+++ Listed entries

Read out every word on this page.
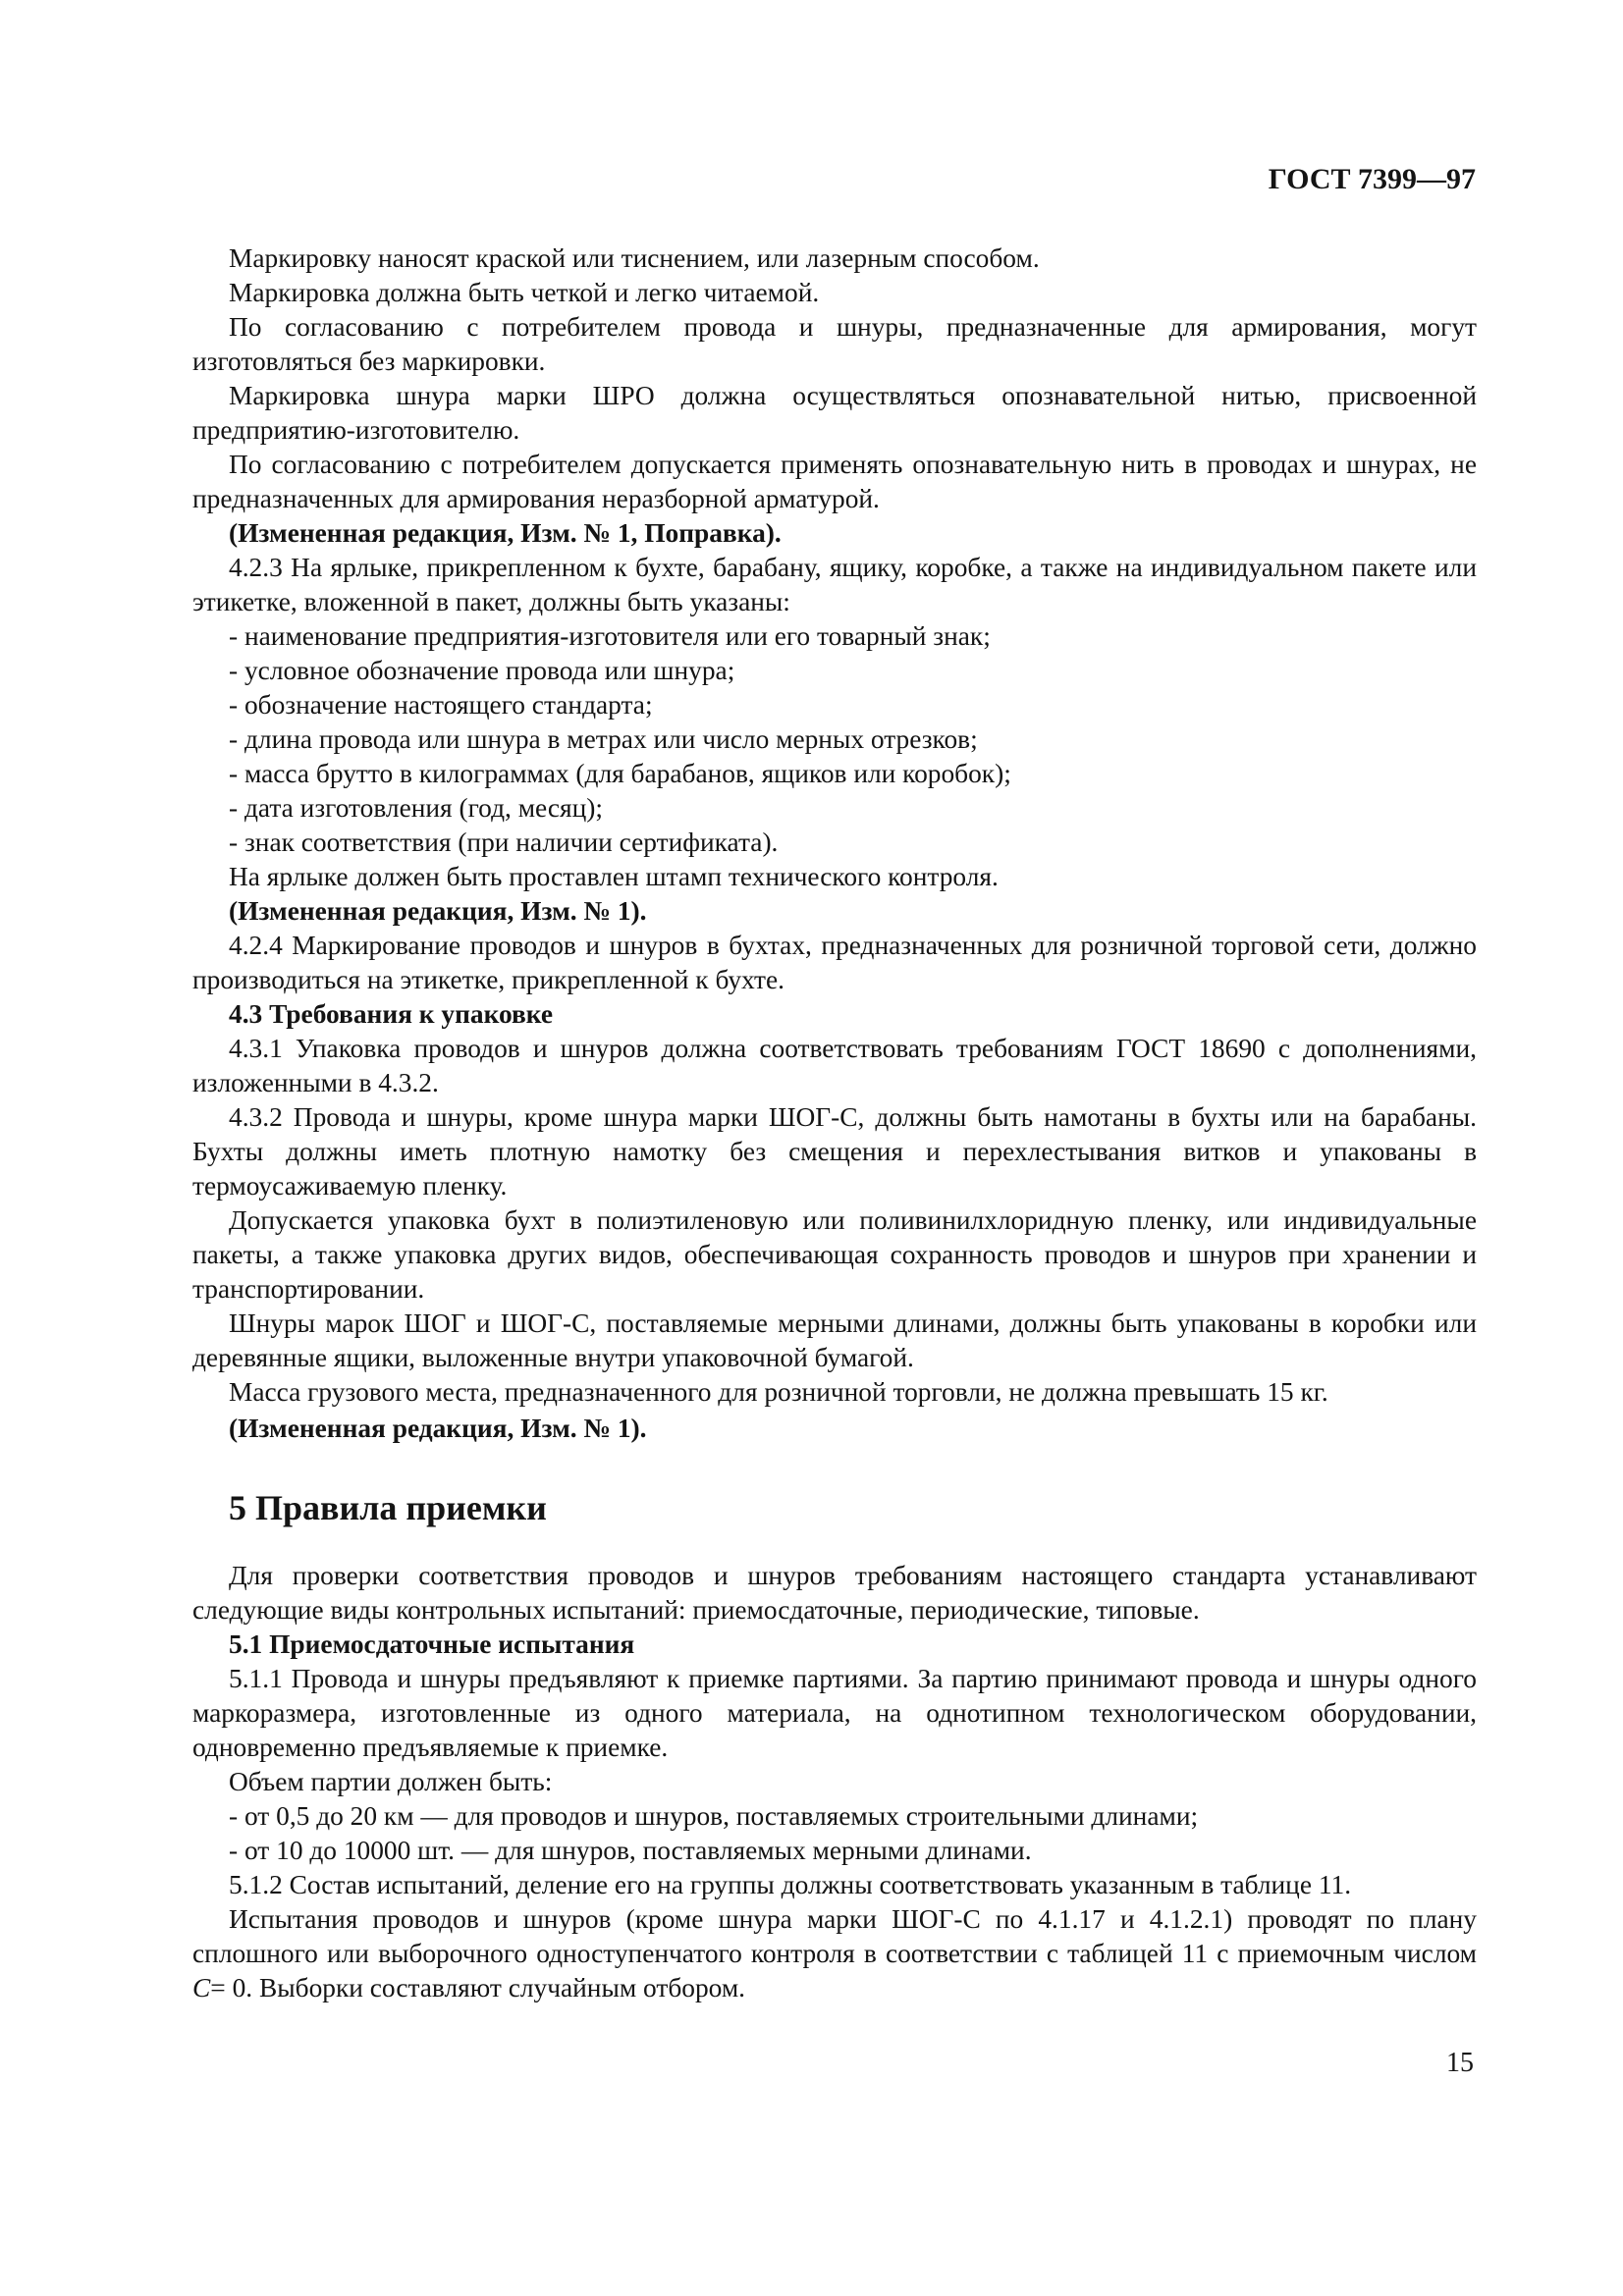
ГОСТ 7399—97

Маркировку наносят краской или тиснением, или лазерным способом.

Маркировка должна быть четкой и легко читаемой.

По согласованию с потребителем провода и шнуры, предназначенные для армирования, могут изготовляться без маркировки.

Маркировка шнура марки ШРО должна осуществляться опознавательной нитью, присвоенной предприятию-изготовителю.

По согласованию с потребителем допускается применять опознавательную нить в проводах и шнурах, не предназначенных для армирования неразборной арматурой.

(Измененная редакция, Изм. № 1, Поправка).

4.2.3 На ярлыке, прикрепленном к бухте, барабану, ящику, коробке, а также на индивидуальном пакете или этикетке, вложенной в пакет, должны быть указаны:

- наименование предприятия-изготовителя или его товарный знак;

- условное обозначение провода или шнура;

- обозначение настоящего стандарта;

- длина провода или шнура в метрах или число мерных отрезков;

- масса брутто в килограммах (для барабанов, ящиков или коробок);

- дата изготовления (год, месяц);

- знак соответствия (при наличии сертификата).

На ярлыке должен быть проставлен штамп технического контроля.

(Измененная редакция, Изм. № 1).

4.2.4 Маркирование проводов и шнуров в бухтах, предназначенных для розничной торговой сети, должно производиться на этикетке, прикрепленной к бухте.

4.3 Требования к упаковке

4.3.1 Упаковка проводов и шнуров должна соответствовать требованиям ГОСТ 18690 с дополнениями, изложенными в 4.3.2.

4.3.2 Провода и шнуры, кроме шнура марки ШОГ-С, должны быть намотаны в бухты или на барабаны. Бухты должны иметь плотную намотку без смещения и перехлестывания витков и упакованы в термоусаживаемую пленку.

Допускается упаковка бухт в полиэтиленовую или поливинилхлоридную пленку, или индивидуальные пакеты, а также упаковка других видов, обеспечивающая сохранность проводов и шнуров при хранении и транспортировании.

Шнуры марок ШОГ и ШОГ-С, поставляемые мерными длинами, должны быть упакованы в коробки или деревянные ящики, выложенные внутри упаковочной бумагой.

Масса грузового места, предназначенного для розничной торговли, не должна превышать 15 кг.

(Измененная редакция, Изм. № 1).

5 Правила приемки

Для проверки соответствия проводов и шнуров требованиям настоящего стандарта устанавливают следующие виды контрольных испытаний: приемосдаточные, периодические, типовые.

5.1 Приемосдаточные испытания

5.1.1 Провода и шнуры предъявляют к приемке партиями. За партию принимают провода и шнуры одного маркоразмера, изготовленные из одного материала, на однотипном технологическом оборудовании, одновременно предъявляемые к приемке.

Объем партии должен быть:

- от 0,5 до 20 км — для проводов и шнуров, поставляемых строительными длинами;

- от 10 до 10000 шт. — для шнуров, поставляемых мерными длинами.

5.1.2 Состав испытаний, деление его на группы должны соответствовать указанным в таблице 11.

Испытания проводов и шнуров (кроме шнура марки ШОГ-С по 4.1.17 и 4.1.2.1) проводят по плану сплошного или выборочного одноступенчатого контроля в соответствии с таблицей 11 с приемочным числом C= 0. Выборки составляют случайным отбором.

15
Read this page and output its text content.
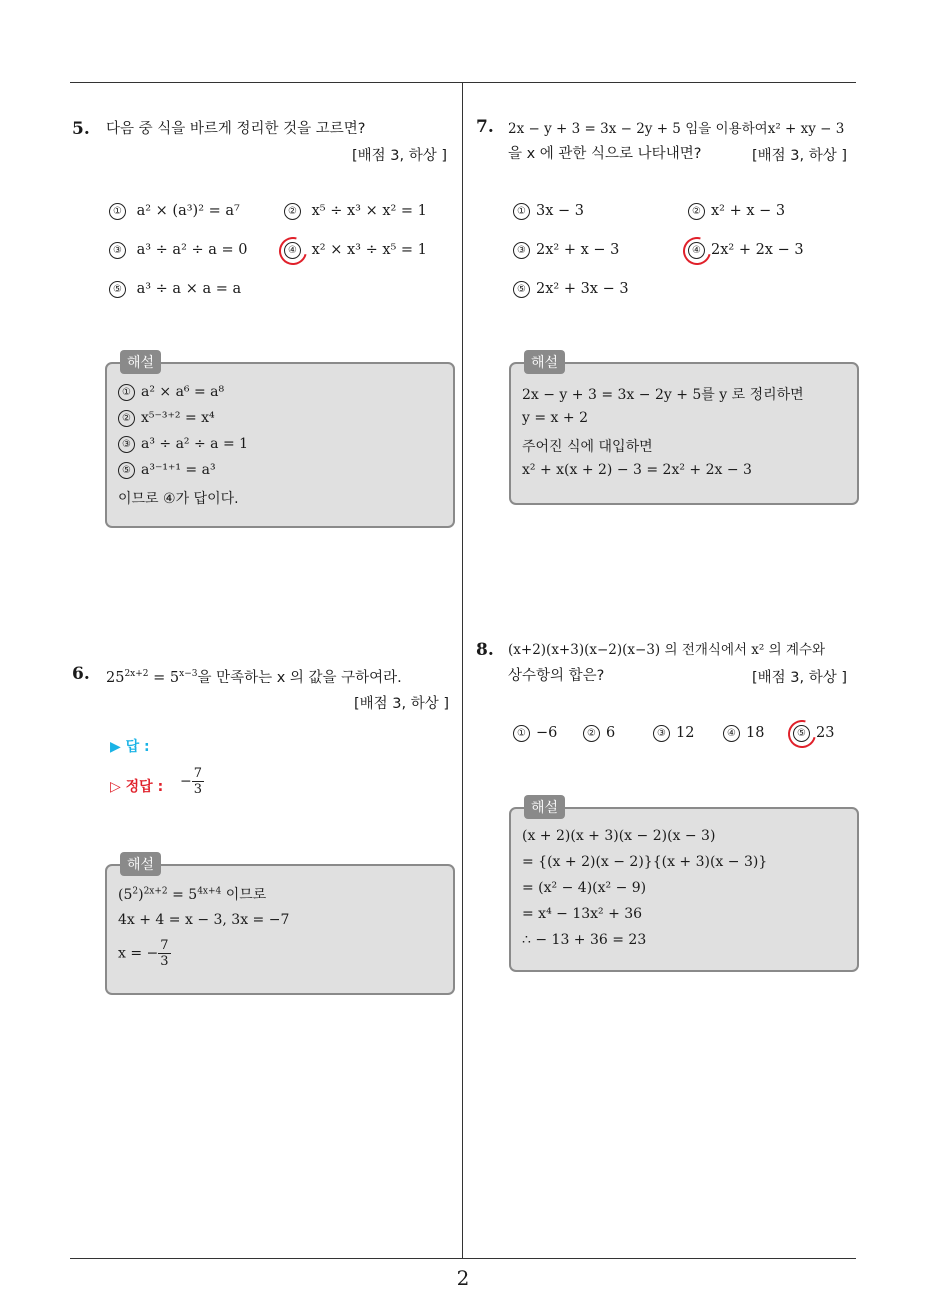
5. 다음 중 식을 바르게 정리한 것을 고르면?
[배점 3, 하상 ]
① a² × (a³)² = a⁷	② x⁵ ÷ x³ × x² = 1
③ a³ ÷ a² ÷ a = 0	④ x² × x³ ÷ x⁵ = 1
⑤ a³ ÷ a × a = a
해설
① a² × a⁶ = a⁸
② x⁵⁻³⁺² = x⁴
③ a³ ÷ a² ÷ a = 1
⑤ a³⁻¹⁺¹ = a³
이므로 ④가 답이다.
6. $25^{2x+2} = 5^{x-3}$을 만족하는 x 의 값을 구하여라.
[배점 3, 하상 ]
▶ 답 :
▷ 정답 : − $\frac{7}{3}$
해설
$(5^2)^{2x+2} = 5^{4x+4}$ 이므로
4x + 4 = x − 3, 3x = −7
x = − $\frac{7}{3}$
7. 2x − y + 3 = 3x − 2y + 5 임을 이용하여x² + xy − 3
을 x 에 관한 식으로 나타내면?	[배점 3, 하상 ]
① 3x − 3	② x² + x − 3
③ 2x² + x − 3	④ 2x² + 2x − 3
⑤ 2x² + 3x − 3
해설
2x − y + 3 = 3x − 2y + 5를 y 로 정리하면
y = x + 2
주어진 식에 대입하면
x² + x(x + 2) − 3 = 2x² + 2x − 3
8. (x+2)(x+3)(x−2)(x−3) 의 전개식에서 x² 의 계수와
상수항의 합은?	[배점 3, 하상 ]
① −6	② 6	③ 12	④ 18	⑤ 23
해설
(x + 2)(x + 3)(x − 2)(x − 3)
= {(x + 2)(x − 2)}{(x + 3)(x − 3)}
= (x² − 4)(x² − 9)
= x⁴ − 13x² + 36
∴ − 13 + 36 = 23
2
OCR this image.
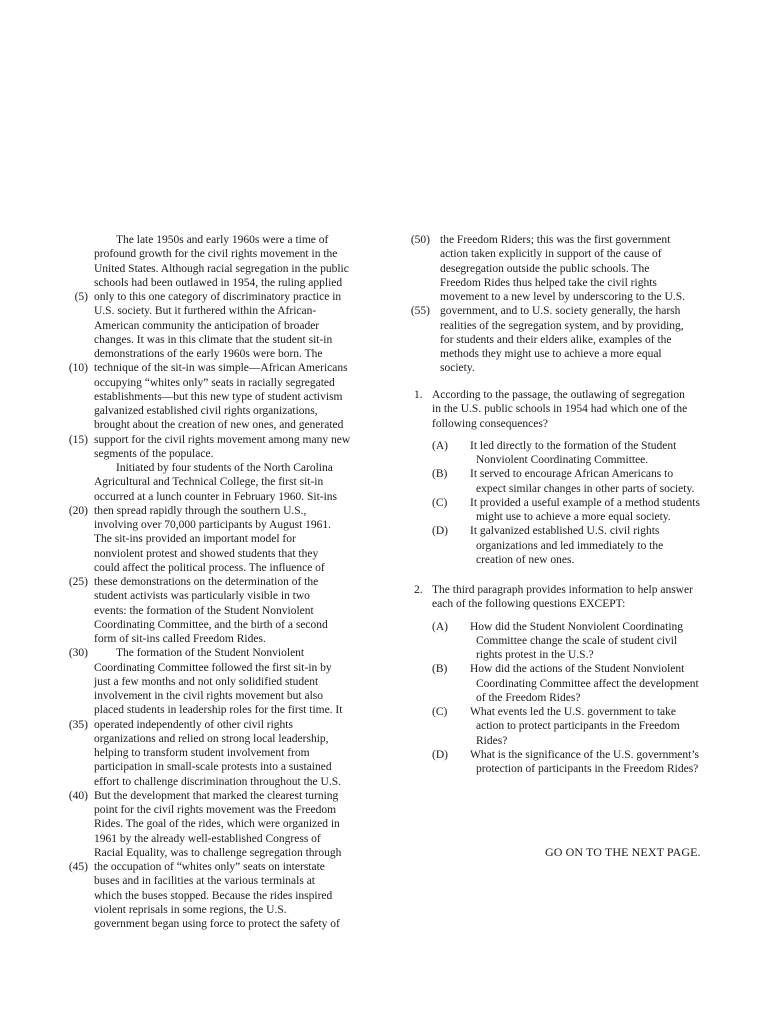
The late 1950s and early 1960s were a time of
profound growth for the civil rights movement in the
United States. Although racial segregation in the public
schools had been outlawed in 1954, the ruling applied
(5) only to this one category of discriminatory practice in
U.S. society. But it furthered within the African-
American community the anticipation of broader
changes. It was in this climate that the student sit-in
demonstrations of the early 1960s were born. The
(10) technique of the sit-in was simple—African Americans
occupying “whites only” seats in racially segregated
establishments—but this new type of student activism
galvanized established civil rights organizations,
brought about the creation of new ones, and generated
(15) support for the civil rights movement among many new
segments of the populace.
Initiated by four students of the North Carolina
Agricultural and Technical College, the first sit-in
occurred at a lunch counter in February 1960. Sit-ins
(20) then spread rapidly through the southern U.S.,
involving over 70,000 participants by August 1961.
The sit-ins provided an important model for
nonviolent protest and showed students that they
could affect the political process. The influence of
(25) these demonstrations on the determination of the
student activists was particularly visible in two
events: the formation of the Student Nonviolent
Coordinating Committee, and the birth of a second
form of sit-ins called Freedom Rides.
(30) The formation of the Student Nonviolent
Coordinating Committee followed the first sit-in by
just a few months and not only solidified student
involvement in the civil rights movement but also
placed students in leadership roles for the first time. It
(35) operated independently of other civil rights
organizations and relied on strong local leadership,
helping to transform student involvement from
participation in small-scale protests into a sustained
effort to challenge discrimination throughout the U.S.
(40) But the development that marked the clearest turning
point for the civil rights movement was the Freedom
Rides. The goal of the rides, which were organized in
1961 by the already well-established Congress of
Racial Equality, was to challenge segregation through
(45) the occupation of “whites only” seats on interstate
buses and in facilities at the various terminals at
which the buses stopped. Because the rides inspired
violent reprisals in some regions, the U.S.
government began using force to protect the safety of
(50) the Freedom Riders; this was the first government
action taken explicitly in support of the cause of
desegregation outside the public schools. The
Freedom Rides thus helped take the civil rights
movement to a new level by underscoring to the U.S.
(55) government, and to U.S. society generally, the harsh
realities of the segregation system, and by providing,
for students and their elders alike, examples of the
methods they might use to achieve a more equal
society.
1. According to the passage, the outlawing of segregation
in the U.S. public schools in 1954 had which one of the
following consequences?
(A) It led directly to the formation of the Student
Nonviolent Coordinating Committee.
(B) It served to encourage African Americans to
expect similar changes in other parts of society.
(C) It provided a useful example of a method students
might use to achieve a more equal society.
(D) It galvanized established U.S. civil rights
organizations and led immediately to the
creation of new ones.
2. The third paragraph provides information to help answer
each of the following questions EXCEPT:
(A) How did the Student Nonviolent Coordinating
Committee change the scale of student civil
rights protest in the U.S.?
(B) How did the actions of the Student Nonviolent
Coordinating Committee affect the development
of the Freedom Rides?
(C) What events led the U.S. government to take
action to protect participants in the Freedom
Rides?
(D) What is the significance of the U.S. government’s
protection of participants in the Freedom Rides?
GO ON TO THE NEXT PAGE.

++++++

◆ Prompt: Among the entries above, how many lines include the word "leadership"? Give the number with no comment.

◆ Finished task: 2